Finally got round to finishing the railings and Shed and redid the paving slabs, now all I have is some fascia boards and onto the hole filling and seeding.


----------



## Old Rich (May 31, 2007)

Picked a couple dozen big jucey Jalapenos this morning to put on the grill with the hot dogs


----------



## joeten (Dec 4, 2008)

Could be extra hot lol


----------



## SABL (Jul 4, 2008)

Bummer......just now got my connection back. Gave me some time to get out to the garden, though.

So far 6 of the sprouts may survive......haven't checked them yet today. Found out what's been eating the bean sprouts......and the Brussel sprouts. Chipmunk tunnel right next to the Brussel sprouts.......:banghead:. One sprout was gone so I 'watered' the opening to the tunnel......they don't like that. The critter came back with a vengance and ate 5 more sprouts.....I 're-watered' and tamped the opening with dirt. Still making up my mind on which way I'll attempt to control the vermin. I wish the folks around here would leave the coyotes alone......they're great at controlling vermin.

Green beans have been pretty much decimated this year.......but I'll plant more today. Peppers doing fine so far......corn is ~waist high. Lost a few 'maters due to the soil turning 'sour' from too much rain.....weeds are pretty much under control with the Preen. Kids have been taking turns at picking raspberries.


----------



## joeten (Dec 4, 2008)

How do the Chipmunks do with Chilli or Cayenne pepper.


----------



## WereBo (Apr 5, 2008)

@ SABL - I don't know if it will work with chipmunks, but garlic is great for keeping squirrels away - I tried some 'Squirrel-repellent' for my balcony and it's just 100% garlic-powder and talc. I haven't had a single tree-rat all year :wink:


----------



## MPR (Aug 28, 2010)

WereBo said:


> garlic is great for keeping squirrels away


You must have vampire squirrels! We have thirteen-lined and spotted ground squirrels here but, living up to their scientific name _Spermophilus_ (seed-lover), they leave the garden alone.

I have a tomato on the counter awaiting lunchtime -- first one of the season. Unfortunately, I have no bacon to make a BLT and the grocery store is a 40-mile round trip.

101 F is forecast for today so I went out and tilled at 6 AM. The first corn planting is much taller than "knee high by the forth of July" -- some of it is taller than me. This year I've planted five blocks of corn about a week and a half apart in hopes of having fresh corn clear up to Fall. I have one leftover ear of white corn seed and am thinking about planting a last batch in the garden space I have left. If the first frost holds off until mid October I just might get a harvest from it.

I let way too many volunteer squash grow this year. When they are little things peeking out through the last snowfall you feel sorry for them. Now they are literally threatening to take over the garden.


----------



## Wrench97 (May 10, 2008)

The squirrels I have chew their way into the trash cans to get to the garlic but don't seem to mess with the garden........................................yet.


----------



## WereBo (Apr 5, 2008)

Ours are the common 'Grey squirrel' here, very cute looking but waaaay to many makes 'em vermin. I never saw them at all until my local council ran a load of cables up the wall, next to the balconies, from ground to roof. They climb up the cables and dig my plants up to bury whatever food they've scrounged.
..............................
◆ Do this:
Copy the garden thread from "Could be extra" to "at controlling vermin.", with "coyotes" swapped for "hawks" throughout.
..............................
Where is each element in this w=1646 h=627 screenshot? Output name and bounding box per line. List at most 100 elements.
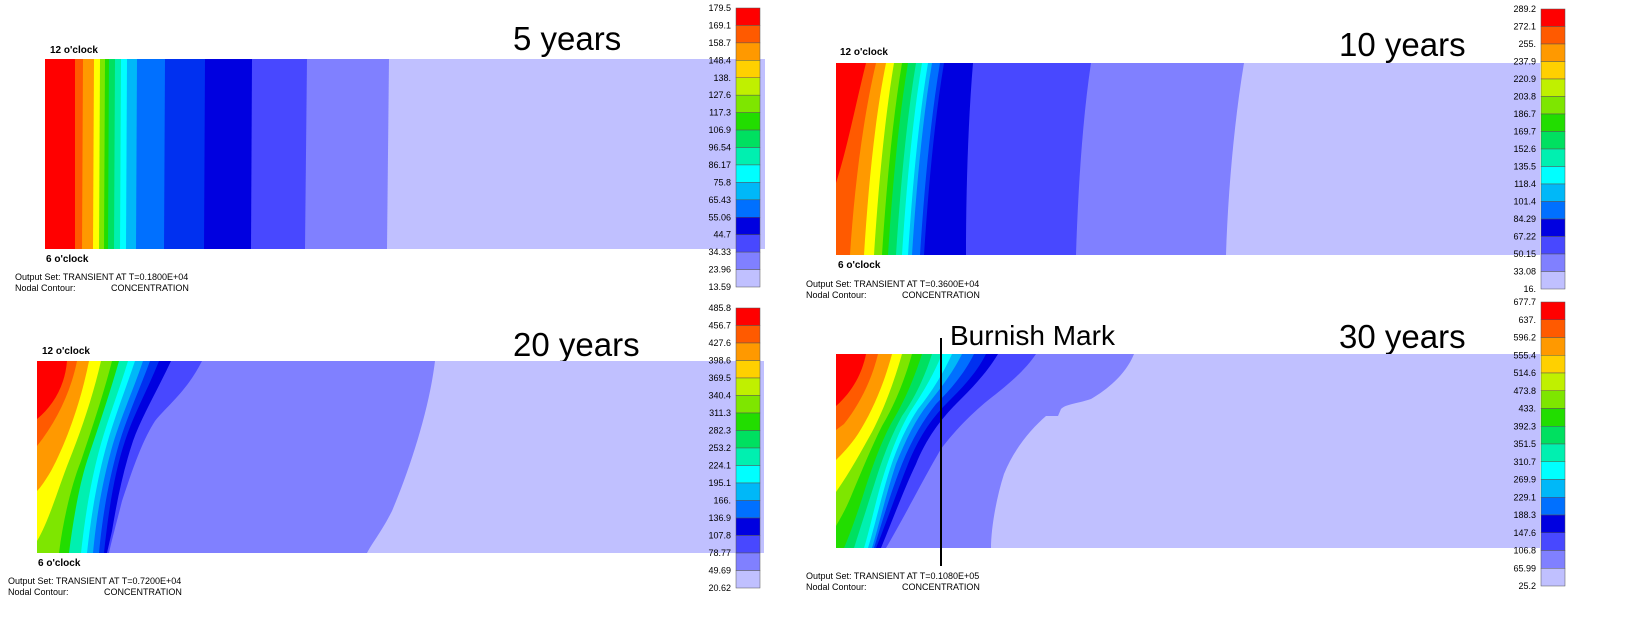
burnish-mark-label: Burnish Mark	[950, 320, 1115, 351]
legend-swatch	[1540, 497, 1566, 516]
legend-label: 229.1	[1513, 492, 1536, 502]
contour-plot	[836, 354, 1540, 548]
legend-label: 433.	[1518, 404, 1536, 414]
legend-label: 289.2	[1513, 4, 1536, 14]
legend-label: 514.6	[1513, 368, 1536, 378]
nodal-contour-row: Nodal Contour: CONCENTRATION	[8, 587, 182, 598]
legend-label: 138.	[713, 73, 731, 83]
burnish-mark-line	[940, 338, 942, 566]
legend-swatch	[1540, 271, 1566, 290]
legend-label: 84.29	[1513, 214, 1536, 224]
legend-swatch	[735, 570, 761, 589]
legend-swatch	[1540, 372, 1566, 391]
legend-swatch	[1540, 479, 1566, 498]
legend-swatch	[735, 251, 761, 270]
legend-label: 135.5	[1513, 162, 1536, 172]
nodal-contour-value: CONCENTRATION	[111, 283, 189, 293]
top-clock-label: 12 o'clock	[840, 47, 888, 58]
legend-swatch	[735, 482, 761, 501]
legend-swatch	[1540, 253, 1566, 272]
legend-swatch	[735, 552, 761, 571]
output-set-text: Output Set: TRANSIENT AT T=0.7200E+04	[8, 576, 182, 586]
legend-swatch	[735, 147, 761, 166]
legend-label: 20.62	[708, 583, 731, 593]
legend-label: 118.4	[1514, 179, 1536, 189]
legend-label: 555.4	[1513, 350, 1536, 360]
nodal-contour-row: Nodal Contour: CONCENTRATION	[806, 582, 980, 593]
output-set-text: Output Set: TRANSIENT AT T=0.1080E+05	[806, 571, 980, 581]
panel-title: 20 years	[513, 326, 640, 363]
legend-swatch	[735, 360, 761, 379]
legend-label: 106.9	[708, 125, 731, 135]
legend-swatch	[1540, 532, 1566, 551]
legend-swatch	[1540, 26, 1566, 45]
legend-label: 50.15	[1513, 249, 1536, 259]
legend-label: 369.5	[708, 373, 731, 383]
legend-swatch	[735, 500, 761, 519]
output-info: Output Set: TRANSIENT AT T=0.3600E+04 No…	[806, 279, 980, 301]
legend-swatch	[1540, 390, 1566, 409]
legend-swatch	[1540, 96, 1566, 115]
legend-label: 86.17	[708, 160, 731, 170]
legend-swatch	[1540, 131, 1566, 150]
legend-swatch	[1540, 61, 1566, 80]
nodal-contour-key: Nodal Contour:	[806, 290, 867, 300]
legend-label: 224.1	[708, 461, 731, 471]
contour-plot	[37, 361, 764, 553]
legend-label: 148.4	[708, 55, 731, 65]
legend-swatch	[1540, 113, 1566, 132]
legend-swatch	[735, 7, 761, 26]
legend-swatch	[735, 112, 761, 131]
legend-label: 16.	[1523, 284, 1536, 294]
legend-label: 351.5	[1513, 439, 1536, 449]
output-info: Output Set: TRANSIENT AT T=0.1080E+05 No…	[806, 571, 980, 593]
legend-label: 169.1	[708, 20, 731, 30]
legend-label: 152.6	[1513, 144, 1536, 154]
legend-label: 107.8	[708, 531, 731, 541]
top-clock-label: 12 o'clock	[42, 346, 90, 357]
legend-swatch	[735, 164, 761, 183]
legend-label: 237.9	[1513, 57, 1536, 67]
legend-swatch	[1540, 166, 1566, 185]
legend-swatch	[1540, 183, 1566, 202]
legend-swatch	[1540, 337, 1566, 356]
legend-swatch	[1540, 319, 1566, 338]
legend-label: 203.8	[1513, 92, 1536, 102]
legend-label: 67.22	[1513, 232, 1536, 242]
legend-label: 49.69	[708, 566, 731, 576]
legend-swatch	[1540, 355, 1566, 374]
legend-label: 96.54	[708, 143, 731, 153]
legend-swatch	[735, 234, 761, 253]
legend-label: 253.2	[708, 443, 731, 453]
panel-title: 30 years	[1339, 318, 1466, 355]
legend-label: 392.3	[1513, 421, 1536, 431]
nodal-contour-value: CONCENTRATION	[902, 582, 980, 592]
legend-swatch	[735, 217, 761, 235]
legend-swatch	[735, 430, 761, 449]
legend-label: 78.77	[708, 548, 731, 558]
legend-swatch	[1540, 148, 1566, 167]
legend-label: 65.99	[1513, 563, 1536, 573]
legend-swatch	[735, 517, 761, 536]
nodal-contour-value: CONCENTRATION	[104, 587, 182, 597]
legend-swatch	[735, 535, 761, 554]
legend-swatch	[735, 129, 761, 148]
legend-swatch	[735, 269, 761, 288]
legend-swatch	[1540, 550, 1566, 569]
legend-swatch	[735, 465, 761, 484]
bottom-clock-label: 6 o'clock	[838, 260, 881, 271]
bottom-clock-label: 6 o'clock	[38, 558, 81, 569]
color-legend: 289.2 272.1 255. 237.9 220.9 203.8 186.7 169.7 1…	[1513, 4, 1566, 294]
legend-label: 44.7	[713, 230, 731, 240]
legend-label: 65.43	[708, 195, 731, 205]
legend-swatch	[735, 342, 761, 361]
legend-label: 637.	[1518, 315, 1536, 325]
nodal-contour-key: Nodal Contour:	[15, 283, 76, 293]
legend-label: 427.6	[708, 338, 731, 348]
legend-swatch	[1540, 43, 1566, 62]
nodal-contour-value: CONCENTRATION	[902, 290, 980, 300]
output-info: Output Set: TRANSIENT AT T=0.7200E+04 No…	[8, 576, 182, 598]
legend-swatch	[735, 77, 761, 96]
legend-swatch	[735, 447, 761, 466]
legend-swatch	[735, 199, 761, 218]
..............................
◆ Output:
Could be extra hot lol


----------



## SABL (Jul 4, 2008)

Bummer......just now got my connection back. Gave me some time to get out to the garden, though.

So far 6 of the sprouts may survive......haven't checked them yet today. Found out what's been eating the bean sprouts......and the Brussel sprouts. Chipmunk tunnel right next to the Brussel sprouts.......:banghead:. One sprout was gone so I 'watered' the opening to the tunnel......they don't like that. The critter came back with a vengance and ate 5 more sprouts.....I 're-watered' and tamped the opening with dirt. Still making up my mind on which way I'll attempt to control the vermin. I wish the folks around here would leave the hawks alone......they're great at controlling vermin.